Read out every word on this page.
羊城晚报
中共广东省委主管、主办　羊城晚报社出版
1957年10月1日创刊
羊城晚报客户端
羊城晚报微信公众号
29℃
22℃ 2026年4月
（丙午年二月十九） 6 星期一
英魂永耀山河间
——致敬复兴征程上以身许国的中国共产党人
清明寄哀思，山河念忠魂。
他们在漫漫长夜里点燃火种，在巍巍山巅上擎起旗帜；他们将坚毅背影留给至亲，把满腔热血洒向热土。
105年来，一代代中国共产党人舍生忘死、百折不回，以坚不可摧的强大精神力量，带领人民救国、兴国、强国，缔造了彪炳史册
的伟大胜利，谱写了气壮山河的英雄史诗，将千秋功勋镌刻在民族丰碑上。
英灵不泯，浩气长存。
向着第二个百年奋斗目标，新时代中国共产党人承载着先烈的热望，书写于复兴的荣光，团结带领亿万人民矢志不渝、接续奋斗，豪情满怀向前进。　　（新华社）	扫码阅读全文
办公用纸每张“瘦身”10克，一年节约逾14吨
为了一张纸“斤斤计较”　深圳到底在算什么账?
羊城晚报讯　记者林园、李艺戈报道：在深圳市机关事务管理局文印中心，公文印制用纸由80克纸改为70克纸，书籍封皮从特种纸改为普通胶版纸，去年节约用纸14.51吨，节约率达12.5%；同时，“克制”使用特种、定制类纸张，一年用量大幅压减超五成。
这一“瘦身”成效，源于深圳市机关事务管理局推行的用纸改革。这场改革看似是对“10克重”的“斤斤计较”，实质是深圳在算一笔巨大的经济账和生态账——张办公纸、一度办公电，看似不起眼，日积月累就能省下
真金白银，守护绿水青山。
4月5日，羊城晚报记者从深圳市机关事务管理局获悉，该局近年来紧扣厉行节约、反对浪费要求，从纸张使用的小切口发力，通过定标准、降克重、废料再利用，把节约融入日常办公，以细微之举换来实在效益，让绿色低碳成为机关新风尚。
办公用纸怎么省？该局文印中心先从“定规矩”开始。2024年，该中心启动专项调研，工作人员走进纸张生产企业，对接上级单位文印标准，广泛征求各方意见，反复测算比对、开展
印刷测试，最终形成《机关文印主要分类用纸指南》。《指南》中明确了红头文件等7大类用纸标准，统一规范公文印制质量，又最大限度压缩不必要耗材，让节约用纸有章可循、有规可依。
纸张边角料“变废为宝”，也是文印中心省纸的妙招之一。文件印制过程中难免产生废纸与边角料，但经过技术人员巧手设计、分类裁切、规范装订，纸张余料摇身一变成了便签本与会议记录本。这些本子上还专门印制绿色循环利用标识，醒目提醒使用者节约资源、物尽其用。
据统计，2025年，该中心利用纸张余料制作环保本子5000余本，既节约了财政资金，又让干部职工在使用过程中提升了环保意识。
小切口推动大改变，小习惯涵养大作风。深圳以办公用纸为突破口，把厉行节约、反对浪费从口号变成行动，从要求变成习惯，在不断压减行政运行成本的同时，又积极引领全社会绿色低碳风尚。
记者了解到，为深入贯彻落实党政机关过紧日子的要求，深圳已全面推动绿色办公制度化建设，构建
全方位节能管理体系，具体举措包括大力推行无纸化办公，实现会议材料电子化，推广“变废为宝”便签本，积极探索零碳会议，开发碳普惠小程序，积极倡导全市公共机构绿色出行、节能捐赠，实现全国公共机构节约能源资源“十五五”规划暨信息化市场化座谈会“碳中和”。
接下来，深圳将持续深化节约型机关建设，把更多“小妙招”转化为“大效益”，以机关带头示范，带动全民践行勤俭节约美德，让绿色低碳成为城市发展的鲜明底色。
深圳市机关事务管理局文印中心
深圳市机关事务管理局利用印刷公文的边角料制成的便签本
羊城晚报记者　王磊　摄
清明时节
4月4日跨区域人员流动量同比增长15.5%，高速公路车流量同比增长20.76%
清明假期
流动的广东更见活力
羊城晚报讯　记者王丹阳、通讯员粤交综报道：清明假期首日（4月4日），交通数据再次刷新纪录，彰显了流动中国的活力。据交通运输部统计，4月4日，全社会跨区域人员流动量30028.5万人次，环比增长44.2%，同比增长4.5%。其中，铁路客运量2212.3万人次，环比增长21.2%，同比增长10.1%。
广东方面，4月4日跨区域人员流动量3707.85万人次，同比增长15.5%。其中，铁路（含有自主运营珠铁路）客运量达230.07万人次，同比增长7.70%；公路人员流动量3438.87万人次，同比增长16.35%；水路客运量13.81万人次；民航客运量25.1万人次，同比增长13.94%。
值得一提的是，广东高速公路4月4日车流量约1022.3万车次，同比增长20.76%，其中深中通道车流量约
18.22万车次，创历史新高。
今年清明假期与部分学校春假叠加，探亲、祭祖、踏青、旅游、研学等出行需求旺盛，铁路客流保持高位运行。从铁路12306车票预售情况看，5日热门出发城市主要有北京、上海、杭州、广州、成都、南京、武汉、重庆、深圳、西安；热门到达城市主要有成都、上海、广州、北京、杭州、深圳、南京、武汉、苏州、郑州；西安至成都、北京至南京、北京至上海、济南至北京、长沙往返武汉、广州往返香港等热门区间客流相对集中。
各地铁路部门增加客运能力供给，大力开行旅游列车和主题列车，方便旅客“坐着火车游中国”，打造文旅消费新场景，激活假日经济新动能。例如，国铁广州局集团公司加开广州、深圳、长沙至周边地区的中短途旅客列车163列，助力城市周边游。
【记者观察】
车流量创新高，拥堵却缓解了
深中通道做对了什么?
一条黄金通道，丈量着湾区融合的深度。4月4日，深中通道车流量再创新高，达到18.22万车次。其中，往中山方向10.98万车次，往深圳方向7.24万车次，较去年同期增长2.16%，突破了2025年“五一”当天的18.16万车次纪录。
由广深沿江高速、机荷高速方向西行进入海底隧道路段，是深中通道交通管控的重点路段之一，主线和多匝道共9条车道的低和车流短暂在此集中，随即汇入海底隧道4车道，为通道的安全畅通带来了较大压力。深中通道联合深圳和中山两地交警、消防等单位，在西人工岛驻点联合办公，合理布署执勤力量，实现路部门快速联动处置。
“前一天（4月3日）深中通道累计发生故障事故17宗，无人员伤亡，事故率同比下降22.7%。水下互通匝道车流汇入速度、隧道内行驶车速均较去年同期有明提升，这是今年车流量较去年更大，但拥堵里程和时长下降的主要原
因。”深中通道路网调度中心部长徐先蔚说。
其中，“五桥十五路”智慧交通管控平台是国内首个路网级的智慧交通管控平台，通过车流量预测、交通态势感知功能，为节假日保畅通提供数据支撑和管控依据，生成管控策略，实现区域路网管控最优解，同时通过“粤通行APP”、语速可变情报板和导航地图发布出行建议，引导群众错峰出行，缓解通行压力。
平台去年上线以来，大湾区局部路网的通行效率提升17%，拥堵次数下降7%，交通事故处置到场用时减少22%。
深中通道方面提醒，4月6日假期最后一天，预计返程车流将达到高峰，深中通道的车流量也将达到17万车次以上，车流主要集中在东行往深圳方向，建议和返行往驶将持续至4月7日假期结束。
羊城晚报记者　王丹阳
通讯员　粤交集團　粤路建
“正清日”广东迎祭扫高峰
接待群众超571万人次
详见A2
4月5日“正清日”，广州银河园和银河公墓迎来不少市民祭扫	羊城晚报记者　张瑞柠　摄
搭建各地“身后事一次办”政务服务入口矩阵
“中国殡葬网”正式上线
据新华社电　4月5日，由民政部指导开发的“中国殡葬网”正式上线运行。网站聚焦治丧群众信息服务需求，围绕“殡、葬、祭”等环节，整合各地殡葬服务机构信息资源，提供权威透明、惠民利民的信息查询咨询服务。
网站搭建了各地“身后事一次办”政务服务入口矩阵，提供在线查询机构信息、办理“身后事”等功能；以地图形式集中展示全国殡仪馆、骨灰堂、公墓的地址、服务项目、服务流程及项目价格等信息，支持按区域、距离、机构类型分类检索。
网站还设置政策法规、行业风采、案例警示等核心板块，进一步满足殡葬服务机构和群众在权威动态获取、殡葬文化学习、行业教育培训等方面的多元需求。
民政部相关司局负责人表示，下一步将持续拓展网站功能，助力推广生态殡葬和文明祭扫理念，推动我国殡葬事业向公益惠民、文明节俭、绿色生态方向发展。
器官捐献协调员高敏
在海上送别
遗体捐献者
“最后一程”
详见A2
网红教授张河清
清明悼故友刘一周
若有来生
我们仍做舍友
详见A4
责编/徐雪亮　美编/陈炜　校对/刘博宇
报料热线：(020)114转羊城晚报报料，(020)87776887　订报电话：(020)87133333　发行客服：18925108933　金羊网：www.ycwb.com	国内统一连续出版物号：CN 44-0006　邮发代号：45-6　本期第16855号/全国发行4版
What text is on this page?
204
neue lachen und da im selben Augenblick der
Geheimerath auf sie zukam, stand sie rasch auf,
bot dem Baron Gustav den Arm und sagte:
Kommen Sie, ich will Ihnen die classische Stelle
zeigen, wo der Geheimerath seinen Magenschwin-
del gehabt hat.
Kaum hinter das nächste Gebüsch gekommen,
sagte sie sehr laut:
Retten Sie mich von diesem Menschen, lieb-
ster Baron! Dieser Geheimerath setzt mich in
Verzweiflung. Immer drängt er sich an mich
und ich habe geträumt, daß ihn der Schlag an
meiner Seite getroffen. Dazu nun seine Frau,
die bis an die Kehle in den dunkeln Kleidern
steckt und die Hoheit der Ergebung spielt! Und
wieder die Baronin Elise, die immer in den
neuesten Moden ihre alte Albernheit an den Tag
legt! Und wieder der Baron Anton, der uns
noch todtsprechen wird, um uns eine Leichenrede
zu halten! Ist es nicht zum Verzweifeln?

┄┄┄┄┄┄

From the listing above, copy out each line where the word "sagte" appears.

bot dem Baron Gustav den Arm und sagte:
sagte sie sehr laut:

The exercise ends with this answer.